→ Short problem:
Scan the entries below and extract each line with the word "middle" in it.

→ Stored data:

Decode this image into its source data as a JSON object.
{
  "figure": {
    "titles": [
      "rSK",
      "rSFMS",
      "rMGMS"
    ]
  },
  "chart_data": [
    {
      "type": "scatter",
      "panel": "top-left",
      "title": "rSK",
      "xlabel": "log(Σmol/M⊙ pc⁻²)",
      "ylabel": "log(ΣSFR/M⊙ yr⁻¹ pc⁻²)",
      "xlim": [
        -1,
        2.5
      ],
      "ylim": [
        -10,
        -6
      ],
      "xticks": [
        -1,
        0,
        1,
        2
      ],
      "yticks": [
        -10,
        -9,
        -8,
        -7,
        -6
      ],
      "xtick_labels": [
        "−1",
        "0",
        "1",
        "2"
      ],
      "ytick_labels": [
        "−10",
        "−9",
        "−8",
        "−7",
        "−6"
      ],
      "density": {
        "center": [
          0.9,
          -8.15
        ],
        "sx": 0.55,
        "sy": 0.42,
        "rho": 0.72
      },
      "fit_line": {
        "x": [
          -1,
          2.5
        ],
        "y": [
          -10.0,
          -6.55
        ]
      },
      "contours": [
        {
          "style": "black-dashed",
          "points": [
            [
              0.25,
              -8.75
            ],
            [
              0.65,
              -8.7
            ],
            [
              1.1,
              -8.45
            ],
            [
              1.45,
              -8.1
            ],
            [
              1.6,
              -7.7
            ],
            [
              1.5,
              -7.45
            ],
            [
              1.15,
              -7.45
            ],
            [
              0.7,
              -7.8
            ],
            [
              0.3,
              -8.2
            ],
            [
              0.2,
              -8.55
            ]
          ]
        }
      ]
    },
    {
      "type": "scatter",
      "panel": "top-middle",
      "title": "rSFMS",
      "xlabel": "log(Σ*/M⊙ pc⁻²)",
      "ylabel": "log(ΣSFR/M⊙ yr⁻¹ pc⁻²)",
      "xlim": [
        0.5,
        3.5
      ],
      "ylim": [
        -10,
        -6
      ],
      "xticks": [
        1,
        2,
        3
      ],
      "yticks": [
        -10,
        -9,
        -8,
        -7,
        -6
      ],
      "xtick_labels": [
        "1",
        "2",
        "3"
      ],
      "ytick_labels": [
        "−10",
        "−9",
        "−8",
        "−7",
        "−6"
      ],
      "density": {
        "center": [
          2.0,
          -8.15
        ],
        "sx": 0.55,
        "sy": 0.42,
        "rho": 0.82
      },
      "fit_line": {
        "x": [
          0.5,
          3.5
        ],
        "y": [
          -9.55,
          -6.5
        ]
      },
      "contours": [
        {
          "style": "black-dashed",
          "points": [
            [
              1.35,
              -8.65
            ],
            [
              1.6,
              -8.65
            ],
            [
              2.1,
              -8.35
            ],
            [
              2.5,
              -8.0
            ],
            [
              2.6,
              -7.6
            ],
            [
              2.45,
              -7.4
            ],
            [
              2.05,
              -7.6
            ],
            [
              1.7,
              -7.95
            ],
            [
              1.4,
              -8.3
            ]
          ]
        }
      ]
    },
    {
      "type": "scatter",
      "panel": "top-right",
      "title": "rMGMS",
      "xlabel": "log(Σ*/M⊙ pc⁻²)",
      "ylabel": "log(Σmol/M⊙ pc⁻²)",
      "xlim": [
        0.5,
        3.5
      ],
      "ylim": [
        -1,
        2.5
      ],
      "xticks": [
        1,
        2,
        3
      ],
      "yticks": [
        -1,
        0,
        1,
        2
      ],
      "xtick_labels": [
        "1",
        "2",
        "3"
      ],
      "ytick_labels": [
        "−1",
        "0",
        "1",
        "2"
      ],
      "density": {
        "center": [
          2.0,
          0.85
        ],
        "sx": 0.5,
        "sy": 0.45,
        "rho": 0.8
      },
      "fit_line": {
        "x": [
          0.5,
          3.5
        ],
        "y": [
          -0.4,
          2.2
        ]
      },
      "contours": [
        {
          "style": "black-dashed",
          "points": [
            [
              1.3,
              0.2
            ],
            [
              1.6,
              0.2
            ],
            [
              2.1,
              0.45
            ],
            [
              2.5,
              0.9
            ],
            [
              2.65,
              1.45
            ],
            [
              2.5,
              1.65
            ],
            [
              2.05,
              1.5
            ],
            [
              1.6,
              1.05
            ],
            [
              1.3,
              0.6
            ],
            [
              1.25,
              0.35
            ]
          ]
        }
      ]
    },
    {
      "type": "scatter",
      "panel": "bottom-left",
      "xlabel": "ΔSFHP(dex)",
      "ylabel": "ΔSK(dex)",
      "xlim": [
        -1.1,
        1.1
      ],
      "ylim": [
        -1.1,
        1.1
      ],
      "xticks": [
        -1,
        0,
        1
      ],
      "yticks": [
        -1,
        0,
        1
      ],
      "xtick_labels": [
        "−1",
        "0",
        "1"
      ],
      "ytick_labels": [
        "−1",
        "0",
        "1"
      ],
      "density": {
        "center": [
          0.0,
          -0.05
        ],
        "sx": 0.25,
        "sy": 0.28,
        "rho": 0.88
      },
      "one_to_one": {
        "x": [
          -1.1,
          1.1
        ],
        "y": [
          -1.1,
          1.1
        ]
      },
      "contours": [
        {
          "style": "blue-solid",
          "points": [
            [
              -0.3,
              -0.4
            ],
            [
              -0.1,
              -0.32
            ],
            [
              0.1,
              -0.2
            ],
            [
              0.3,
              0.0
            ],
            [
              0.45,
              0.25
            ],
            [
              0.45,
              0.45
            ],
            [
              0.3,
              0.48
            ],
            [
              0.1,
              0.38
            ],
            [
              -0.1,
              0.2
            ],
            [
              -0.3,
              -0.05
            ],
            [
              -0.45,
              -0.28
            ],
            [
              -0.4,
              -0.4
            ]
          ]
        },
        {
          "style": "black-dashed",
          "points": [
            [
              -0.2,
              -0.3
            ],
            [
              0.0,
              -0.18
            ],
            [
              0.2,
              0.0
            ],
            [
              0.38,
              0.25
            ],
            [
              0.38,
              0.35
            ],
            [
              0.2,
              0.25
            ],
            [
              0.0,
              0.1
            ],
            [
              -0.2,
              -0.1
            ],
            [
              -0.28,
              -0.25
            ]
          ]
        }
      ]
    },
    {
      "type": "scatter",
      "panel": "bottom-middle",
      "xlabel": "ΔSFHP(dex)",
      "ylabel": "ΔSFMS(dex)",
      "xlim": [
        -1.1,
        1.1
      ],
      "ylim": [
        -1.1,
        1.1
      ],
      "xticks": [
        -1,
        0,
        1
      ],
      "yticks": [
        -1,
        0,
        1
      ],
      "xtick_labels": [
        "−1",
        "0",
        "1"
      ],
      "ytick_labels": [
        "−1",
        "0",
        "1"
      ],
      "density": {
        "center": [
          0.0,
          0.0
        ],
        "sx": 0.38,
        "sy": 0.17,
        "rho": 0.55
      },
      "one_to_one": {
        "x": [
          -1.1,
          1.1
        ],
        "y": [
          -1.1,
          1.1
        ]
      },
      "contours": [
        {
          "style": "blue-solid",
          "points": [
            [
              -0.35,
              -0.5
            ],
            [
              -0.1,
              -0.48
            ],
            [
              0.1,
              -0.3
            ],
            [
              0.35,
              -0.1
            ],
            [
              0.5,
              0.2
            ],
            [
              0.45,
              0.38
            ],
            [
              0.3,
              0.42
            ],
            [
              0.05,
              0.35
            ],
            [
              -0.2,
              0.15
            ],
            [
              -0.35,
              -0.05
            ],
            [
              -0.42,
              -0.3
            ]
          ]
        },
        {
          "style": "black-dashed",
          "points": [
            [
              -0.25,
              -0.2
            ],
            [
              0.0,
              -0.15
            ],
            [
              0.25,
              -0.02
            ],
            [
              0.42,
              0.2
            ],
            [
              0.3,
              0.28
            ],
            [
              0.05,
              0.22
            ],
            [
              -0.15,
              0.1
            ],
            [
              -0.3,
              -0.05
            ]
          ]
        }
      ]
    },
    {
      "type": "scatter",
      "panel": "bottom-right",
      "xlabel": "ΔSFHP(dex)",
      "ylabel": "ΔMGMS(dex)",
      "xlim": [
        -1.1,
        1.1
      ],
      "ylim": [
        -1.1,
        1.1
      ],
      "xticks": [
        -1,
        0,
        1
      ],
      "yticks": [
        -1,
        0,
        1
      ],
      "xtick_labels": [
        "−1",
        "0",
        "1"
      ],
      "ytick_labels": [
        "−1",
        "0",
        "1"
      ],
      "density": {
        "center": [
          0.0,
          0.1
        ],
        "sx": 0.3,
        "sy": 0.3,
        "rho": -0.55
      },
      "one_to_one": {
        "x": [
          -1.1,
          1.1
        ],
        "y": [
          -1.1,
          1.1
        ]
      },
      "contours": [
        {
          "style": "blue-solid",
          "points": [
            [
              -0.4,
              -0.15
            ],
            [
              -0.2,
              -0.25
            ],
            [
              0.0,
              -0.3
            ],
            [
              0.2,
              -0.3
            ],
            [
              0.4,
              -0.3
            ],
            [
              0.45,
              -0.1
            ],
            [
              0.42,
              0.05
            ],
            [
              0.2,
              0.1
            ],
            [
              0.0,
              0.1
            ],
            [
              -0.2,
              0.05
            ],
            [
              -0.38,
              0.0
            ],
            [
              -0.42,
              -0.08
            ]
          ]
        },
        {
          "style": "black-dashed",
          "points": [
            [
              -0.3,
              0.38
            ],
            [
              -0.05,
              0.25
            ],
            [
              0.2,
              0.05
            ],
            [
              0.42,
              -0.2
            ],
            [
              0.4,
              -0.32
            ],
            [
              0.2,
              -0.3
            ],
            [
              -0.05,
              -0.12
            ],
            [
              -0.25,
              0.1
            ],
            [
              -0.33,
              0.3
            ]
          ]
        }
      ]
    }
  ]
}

→ Result for this exercise:
      "panel": "top-middle",
      "panel": "bottom-middle",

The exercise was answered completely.